* [SHORT PROBLEM]
Go through the entries below and collect each line with the string "CloudFront" in it.

Collected data entries:
§
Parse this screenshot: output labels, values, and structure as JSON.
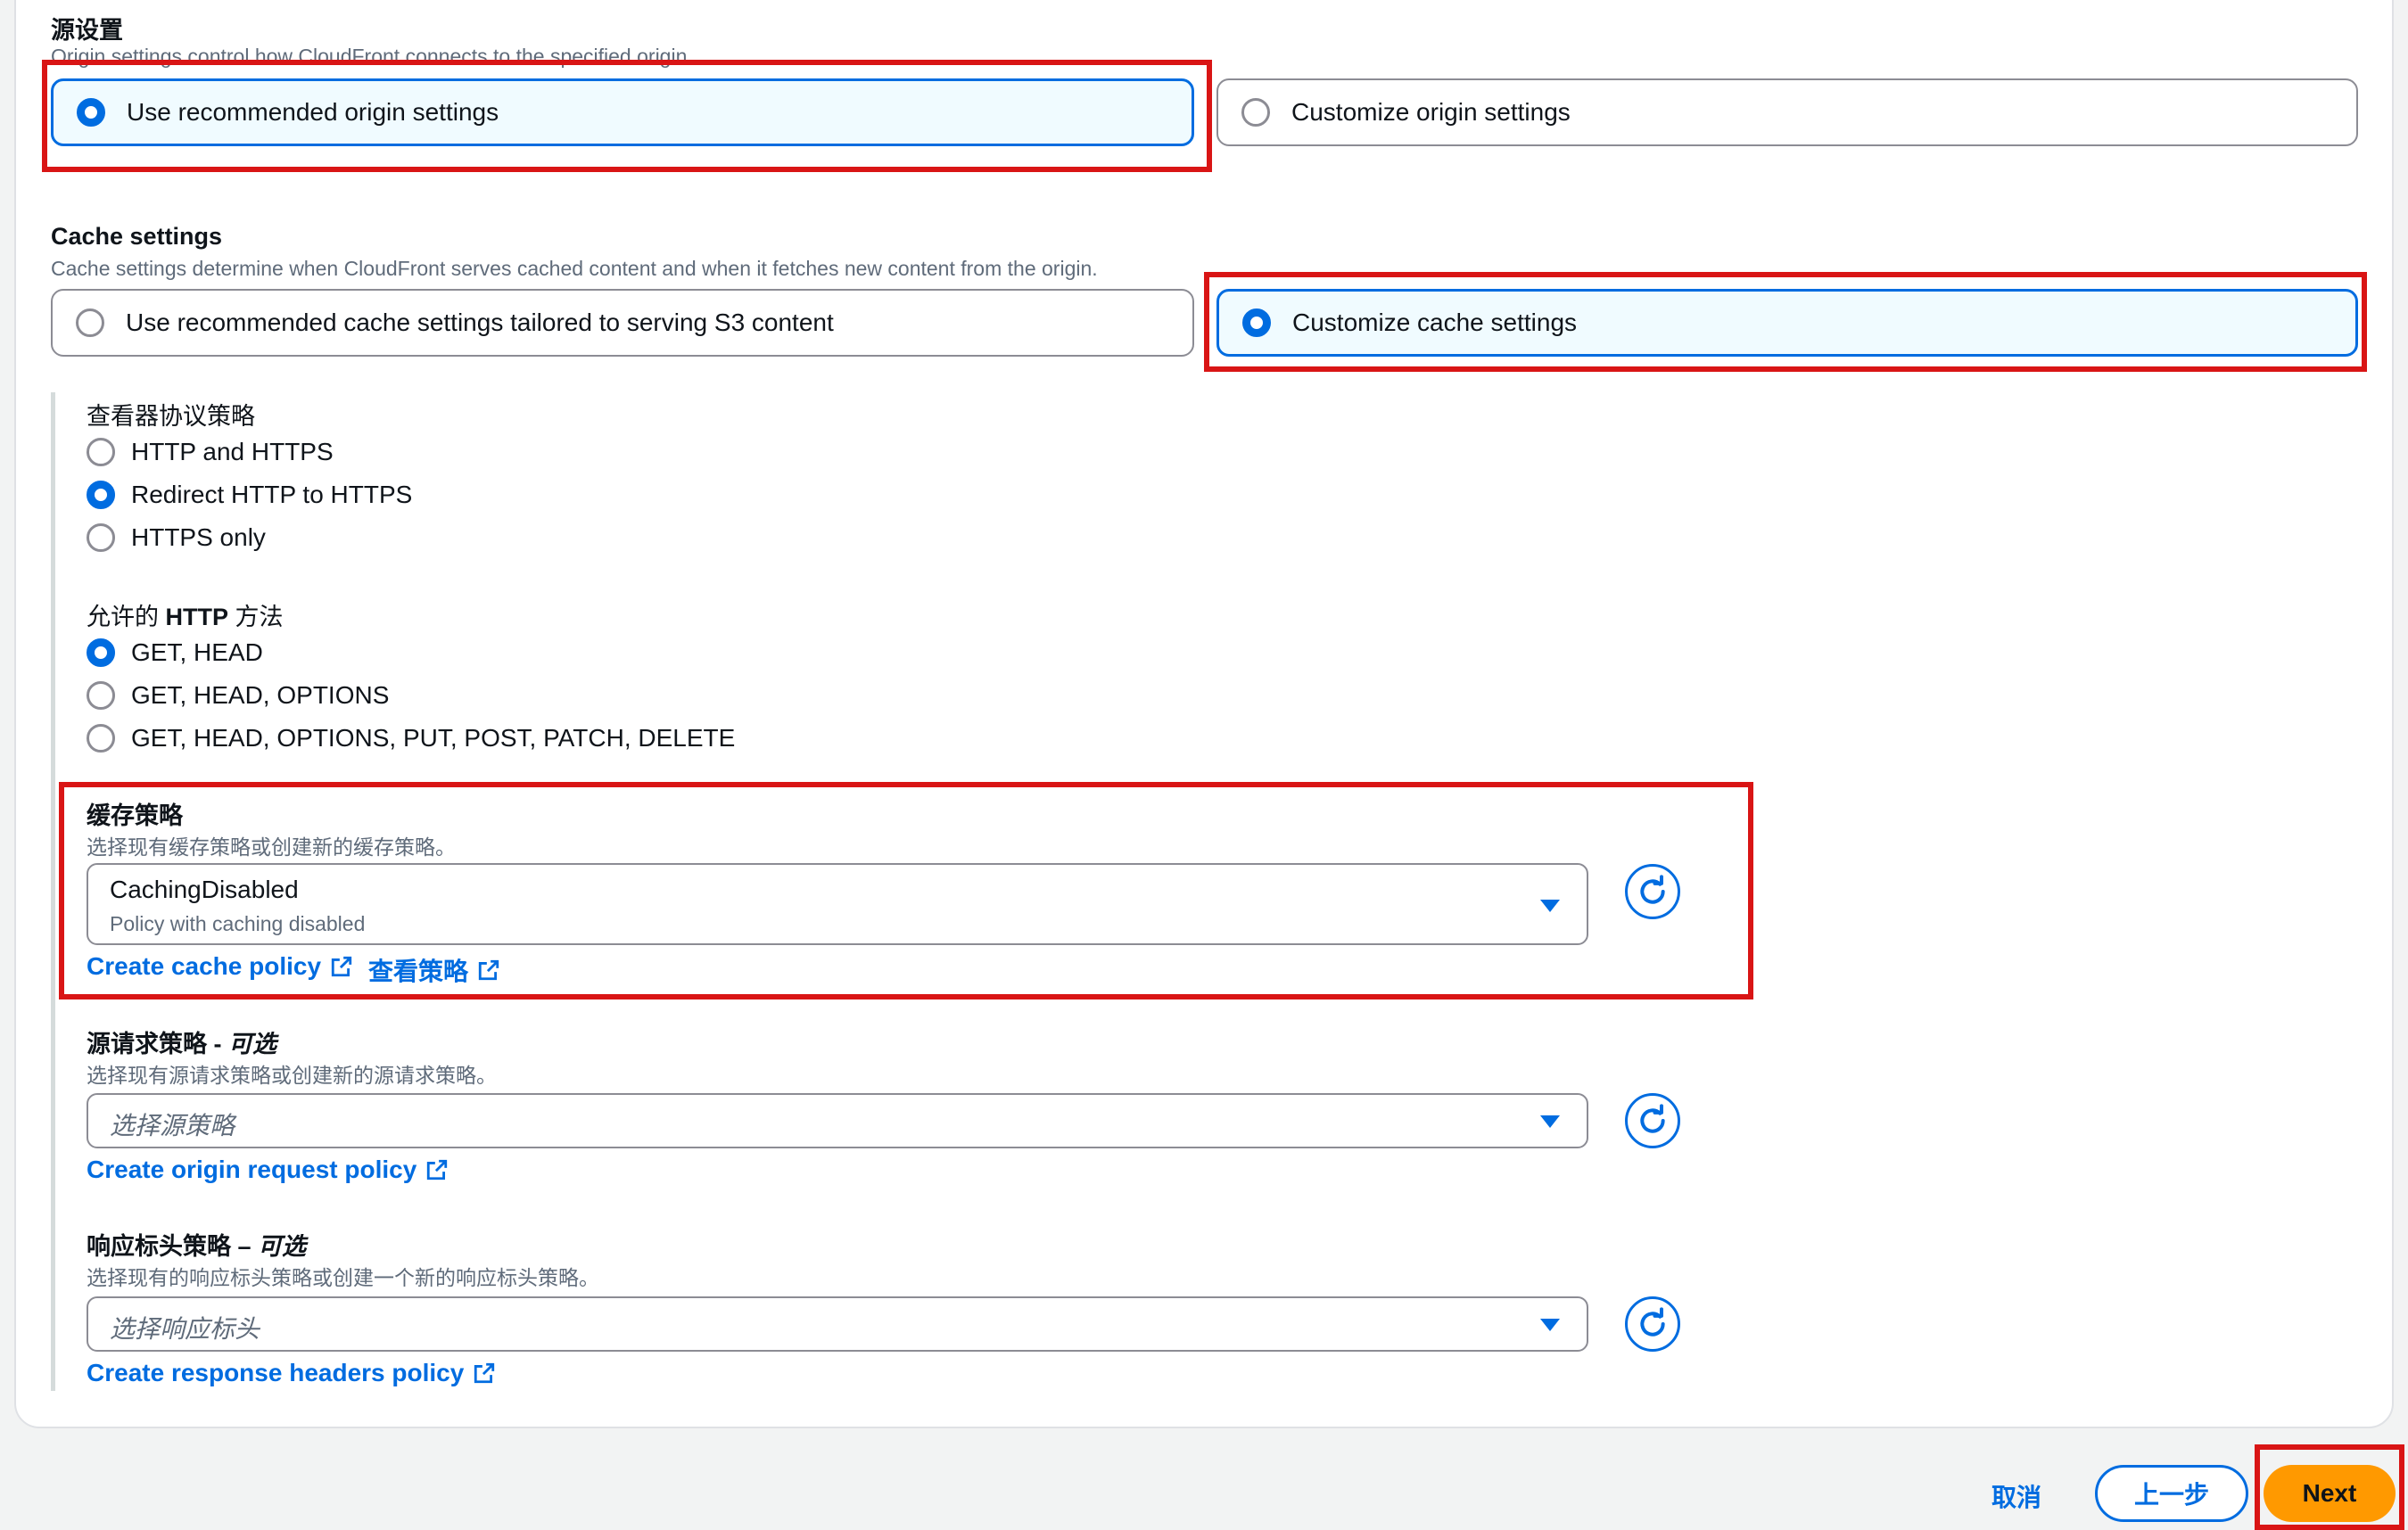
{
  "origin_settings": {
    "title": "源设置",
    "description": "Origin settings control how CloudFront connects to the specified origin.",
    "options": [
      {
        "label": "Use recommended origin settings",
        "selected": true
      },
      {
        "label": "Customize origin settings",
        "selected": false
      }
    ]
  },
  "cache_settings": {
    "title": "Cache settings",
    "description": "Cache settings determine when CloudFront serves cached content and when it fetches new content from the origin.",
    "options": [
      {
        "label": "Use recommended cache settings tailored to serving S3 content",
        "selected": false
      },
      {
        "label": "Customize cache settings",
        "selected": true
      }
    ]
  },
  "viewer_protocol": {
    "title": "查看器协议策略",
    "options": [
      {
        "label": "HTTP and HTTPS",
        "selected": false
      },
      {
        "label": "Redirect HTTP to HTTPS",
        "selected": true
      },
      {
        "label": "HTTPS only",
        "selected": false
      }
    ]
  },
  "allowed_methods": {
    "title_prefix": "允许的",
    "title_bold": "HTTP",
    "title_suffix": "方法",
    "options": [
      {
        "label": "GET, HEAD",
        "selected": true
      },
      {
        "label": "GET, HEAD, OPTIONS",
        "selected": false
      },
      {
        "label": "GET, HEAD, OPTIONS, PUT, POST, PATCH, DELETE",
        "selected": false
      }
    ]
  },
  "cache_policy": {
    "title": "缓存策略",
    "description": "选择现有缓存策略或创建新的缓存策略。",
    "selected_value": "CachingDisabled",
    "selected_subtext": "Policy with caching disabled",
    "create_link": "Create cache policy",
    "view_link": "查看策略"
  },
  "origin_request_policy": {
    "title": "源请求策略 -",
    "optional": "可选",
    "description": "选择现有源请求策略或创建新的源请求策略。",
    "placeholder": "选择源策略",
    "create_link": "Create origin request policy"
  },
  "response_headers_policy": {
    "title": "响应标头策略 –",
    "optional": "可选",
    "description": "选择现有的响应标头策略或创建一个新的响应标头策略。",
    "placeholder": "选择响应标头",
    "create_link": "Create response headers policy"
  },
  "footer": {
    "cancel": "取消",
    "previous": "上一步",
    "next": "Next"
  },
  "colors": {
    "accent": "#006ce0",
    "primary_button": "#ff9900",
    "highlight": "#d91515"
  }
}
§
* [OUTPUT OF THE TASK]
    "description": "Origin settings control how CloudFront connects to the specified origin.",
    "description": "Cache settings determine when CloudFront serves cached content and when it fetches new content from the origin.",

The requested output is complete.